Saved data entries
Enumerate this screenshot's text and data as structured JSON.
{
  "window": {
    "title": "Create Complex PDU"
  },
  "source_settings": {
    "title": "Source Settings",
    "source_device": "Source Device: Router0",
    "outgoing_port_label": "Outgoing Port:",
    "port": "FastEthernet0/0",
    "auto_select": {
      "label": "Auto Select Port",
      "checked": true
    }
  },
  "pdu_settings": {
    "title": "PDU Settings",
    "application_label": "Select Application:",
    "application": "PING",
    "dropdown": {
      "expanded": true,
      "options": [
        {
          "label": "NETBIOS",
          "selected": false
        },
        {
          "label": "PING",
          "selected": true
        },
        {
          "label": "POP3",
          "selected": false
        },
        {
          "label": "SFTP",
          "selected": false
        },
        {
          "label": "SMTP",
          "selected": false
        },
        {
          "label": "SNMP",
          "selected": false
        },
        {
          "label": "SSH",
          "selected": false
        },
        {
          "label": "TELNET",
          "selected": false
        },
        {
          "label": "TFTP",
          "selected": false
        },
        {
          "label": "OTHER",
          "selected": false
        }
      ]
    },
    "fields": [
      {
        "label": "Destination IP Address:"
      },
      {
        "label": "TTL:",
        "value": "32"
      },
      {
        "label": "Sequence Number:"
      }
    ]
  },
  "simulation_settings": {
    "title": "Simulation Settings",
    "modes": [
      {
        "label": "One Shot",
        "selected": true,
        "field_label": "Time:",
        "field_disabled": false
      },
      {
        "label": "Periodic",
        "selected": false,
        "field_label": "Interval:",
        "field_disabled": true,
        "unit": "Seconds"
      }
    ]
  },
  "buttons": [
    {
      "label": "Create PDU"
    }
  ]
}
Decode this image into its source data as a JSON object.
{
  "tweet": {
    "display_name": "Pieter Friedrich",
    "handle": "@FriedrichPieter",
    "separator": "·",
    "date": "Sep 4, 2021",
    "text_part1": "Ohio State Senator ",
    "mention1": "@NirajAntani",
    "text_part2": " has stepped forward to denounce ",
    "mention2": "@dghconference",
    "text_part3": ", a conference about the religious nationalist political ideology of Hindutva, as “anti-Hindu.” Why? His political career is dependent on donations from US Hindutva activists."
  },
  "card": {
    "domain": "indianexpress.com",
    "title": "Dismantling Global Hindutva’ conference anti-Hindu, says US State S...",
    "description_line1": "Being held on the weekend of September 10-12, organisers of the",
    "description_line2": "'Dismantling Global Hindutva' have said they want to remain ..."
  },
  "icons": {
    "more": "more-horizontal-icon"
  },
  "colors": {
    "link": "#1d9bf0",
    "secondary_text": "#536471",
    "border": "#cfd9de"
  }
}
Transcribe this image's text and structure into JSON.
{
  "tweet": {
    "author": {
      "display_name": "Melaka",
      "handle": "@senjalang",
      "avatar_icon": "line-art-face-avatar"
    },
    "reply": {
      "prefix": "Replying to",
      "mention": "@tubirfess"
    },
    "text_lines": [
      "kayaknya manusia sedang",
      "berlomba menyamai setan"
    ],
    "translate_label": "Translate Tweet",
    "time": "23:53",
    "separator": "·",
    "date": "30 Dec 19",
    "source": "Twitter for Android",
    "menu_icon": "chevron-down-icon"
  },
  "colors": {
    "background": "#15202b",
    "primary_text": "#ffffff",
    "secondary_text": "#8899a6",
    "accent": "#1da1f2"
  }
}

§ Job:
What is the number of lines above that hold the string "this"? Answer with that number alone.

§ Result of the exercise:
3